Write out all lines holding the word "Mountains".

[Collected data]
+---+
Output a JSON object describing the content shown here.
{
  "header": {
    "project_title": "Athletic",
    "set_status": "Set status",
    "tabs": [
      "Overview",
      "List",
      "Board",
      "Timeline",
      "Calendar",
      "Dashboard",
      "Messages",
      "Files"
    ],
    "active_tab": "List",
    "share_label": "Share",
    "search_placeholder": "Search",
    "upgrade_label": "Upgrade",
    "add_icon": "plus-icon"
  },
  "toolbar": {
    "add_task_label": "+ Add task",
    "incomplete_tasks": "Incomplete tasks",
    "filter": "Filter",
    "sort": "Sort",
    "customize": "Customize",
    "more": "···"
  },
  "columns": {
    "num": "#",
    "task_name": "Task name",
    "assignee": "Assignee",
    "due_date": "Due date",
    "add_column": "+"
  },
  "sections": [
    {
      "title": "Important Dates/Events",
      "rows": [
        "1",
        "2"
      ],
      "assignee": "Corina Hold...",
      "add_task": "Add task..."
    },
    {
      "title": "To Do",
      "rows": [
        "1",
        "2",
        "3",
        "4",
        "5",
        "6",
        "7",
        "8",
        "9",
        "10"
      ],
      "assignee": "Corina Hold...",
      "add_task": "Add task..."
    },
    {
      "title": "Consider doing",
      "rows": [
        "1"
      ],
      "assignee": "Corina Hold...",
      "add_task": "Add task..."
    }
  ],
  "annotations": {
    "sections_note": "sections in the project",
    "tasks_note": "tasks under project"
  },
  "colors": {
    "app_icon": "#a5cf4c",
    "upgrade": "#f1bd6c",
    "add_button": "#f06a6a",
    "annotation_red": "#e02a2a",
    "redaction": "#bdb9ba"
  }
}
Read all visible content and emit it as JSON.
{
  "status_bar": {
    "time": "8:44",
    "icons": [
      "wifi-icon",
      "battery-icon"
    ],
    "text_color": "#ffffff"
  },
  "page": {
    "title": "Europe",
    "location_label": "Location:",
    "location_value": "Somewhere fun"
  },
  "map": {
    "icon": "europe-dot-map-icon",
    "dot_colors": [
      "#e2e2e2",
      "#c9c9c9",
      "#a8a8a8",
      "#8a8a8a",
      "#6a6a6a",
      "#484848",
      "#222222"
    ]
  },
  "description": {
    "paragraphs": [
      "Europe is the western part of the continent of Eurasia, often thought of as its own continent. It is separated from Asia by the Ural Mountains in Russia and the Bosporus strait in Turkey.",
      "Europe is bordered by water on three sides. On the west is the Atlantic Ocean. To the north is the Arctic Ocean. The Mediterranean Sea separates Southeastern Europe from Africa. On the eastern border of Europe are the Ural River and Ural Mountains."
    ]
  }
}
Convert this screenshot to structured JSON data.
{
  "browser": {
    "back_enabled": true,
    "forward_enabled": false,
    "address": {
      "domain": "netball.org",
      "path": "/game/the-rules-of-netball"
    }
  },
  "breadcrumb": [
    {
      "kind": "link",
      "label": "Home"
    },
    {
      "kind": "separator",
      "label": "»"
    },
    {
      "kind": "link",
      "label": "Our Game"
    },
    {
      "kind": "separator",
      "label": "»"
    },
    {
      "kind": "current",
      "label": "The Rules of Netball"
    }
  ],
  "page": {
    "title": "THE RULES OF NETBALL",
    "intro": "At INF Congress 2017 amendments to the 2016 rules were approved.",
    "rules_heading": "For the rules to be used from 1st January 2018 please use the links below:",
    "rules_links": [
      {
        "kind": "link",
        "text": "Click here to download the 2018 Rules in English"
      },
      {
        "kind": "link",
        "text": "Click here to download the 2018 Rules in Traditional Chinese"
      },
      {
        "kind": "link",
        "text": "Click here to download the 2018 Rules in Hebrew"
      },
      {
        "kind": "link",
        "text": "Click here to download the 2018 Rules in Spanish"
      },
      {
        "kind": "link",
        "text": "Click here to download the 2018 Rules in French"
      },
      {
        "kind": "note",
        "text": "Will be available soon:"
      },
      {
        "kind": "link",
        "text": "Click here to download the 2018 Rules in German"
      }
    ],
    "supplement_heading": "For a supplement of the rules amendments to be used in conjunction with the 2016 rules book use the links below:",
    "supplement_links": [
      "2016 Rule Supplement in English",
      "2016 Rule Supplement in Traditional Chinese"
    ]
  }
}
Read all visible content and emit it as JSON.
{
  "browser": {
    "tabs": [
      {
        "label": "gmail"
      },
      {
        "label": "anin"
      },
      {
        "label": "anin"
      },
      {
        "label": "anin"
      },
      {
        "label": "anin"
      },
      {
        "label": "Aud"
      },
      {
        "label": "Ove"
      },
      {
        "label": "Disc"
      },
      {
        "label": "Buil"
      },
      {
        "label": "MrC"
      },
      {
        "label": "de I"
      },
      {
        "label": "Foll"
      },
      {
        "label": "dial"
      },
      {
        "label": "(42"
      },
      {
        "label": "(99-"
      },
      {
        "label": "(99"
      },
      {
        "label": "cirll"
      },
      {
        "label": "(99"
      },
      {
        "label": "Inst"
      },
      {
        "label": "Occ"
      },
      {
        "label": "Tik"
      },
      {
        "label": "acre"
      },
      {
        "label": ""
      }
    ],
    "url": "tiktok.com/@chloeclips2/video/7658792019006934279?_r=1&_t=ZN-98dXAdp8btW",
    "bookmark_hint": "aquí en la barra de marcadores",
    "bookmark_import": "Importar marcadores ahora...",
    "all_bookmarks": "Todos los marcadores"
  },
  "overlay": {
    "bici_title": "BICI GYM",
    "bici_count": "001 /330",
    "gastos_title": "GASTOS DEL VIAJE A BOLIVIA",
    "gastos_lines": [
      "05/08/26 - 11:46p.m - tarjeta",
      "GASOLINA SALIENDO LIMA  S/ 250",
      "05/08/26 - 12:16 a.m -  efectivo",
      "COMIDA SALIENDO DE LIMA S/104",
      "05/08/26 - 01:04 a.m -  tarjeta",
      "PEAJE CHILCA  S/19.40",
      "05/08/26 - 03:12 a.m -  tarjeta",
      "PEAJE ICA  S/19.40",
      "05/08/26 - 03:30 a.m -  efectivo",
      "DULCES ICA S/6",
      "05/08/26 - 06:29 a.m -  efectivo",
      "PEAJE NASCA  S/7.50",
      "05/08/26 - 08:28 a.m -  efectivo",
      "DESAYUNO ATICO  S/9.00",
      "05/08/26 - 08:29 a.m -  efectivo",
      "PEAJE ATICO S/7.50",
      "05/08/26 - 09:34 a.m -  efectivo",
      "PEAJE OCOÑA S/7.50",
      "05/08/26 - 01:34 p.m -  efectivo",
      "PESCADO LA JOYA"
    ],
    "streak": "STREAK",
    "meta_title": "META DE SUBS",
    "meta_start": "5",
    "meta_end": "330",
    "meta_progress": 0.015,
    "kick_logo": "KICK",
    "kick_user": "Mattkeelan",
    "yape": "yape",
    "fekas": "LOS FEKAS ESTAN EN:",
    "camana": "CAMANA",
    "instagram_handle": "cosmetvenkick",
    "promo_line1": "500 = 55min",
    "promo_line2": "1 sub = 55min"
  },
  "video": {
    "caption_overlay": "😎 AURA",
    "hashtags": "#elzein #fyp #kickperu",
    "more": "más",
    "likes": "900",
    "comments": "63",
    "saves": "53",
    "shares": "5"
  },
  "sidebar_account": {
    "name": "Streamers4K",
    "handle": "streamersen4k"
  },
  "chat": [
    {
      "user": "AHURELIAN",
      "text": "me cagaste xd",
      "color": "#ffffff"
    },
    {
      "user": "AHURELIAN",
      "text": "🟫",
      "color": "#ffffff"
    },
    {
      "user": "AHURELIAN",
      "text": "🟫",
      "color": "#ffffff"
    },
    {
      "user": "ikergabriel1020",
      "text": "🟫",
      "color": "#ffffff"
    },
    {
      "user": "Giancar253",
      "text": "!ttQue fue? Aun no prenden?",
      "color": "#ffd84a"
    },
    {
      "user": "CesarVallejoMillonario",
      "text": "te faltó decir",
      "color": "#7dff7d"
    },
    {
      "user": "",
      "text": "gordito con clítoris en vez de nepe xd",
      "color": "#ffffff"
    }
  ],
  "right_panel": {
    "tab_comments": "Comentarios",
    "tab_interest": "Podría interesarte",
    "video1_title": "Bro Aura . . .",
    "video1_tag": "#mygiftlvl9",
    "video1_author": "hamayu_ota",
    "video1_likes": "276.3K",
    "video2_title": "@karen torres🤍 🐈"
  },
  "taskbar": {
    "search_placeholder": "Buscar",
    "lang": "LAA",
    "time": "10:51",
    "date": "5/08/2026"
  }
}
+---+
• _Result for this task_:
      "Europe is the western part of the continent of Eurasia, often thought of as its own continent. It is separated from Asia by the Ural Mountains in Russia and the Bosporus strait in Turkey.",
      "Europe is bordered by water on three sides. On the west is the Atlantic Ocean. To the north is the Arctic Ocean. The Mediterranean Sea separates Southeastern Europe from Africa. On the eastern border of Europe are the Ural River and Ural Mountains."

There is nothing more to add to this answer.